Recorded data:
—————
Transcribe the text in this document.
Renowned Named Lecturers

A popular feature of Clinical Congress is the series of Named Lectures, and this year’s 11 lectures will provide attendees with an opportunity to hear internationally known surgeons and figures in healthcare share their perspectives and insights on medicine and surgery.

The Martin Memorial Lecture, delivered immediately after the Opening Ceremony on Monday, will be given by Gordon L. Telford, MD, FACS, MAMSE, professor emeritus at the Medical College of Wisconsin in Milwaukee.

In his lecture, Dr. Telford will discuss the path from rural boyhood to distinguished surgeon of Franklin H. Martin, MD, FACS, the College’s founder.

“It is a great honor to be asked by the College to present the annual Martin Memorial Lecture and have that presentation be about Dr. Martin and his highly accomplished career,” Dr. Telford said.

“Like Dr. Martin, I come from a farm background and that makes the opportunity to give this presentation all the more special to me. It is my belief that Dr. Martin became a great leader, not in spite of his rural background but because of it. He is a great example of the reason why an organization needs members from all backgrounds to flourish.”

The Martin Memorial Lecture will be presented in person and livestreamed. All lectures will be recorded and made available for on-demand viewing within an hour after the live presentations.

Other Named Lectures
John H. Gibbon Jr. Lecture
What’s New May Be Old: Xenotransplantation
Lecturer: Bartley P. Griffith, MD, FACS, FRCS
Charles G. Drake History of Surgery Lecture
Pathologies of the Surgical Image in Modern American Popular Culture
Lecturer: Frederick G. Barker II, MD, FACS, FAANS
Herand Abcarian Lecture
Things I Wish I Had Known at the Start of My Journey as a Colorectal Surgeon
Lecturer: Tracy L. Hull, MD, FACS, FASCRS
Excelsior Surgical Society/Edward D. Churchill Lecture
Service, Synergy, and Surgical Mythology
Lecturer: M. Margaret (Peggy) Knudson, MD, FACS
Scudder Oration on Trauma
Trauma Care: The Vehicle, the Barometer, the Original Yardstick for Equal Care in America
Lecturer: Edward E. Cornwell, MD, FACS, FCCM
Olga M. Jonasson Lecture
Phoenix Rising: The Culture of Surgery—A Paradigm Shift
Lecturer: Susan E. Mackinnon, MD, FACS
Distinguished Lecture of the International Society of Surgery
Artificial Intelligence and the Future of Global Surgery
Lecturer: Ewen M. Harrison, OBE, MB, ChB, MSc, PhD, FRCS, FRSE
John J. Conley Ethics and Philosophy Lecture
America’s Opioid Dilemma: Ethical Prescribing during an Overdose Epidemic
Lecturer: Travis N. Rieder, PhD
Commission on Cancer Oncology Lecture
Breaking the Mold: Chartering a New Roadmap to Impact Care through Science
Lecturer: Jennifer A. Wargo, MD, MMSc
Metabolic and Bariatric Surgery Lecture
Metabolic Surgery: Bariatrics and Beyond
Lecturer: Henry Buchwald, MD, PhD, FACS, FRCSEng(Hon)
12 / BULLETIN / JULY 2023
—————
WRITTEN TASK: Extract each line holding the word "John" from the records.

EXERCISE RESULT:
John H. Gibbon Jr. Lecture
John J. Conley Ethics and Philosophy Lecture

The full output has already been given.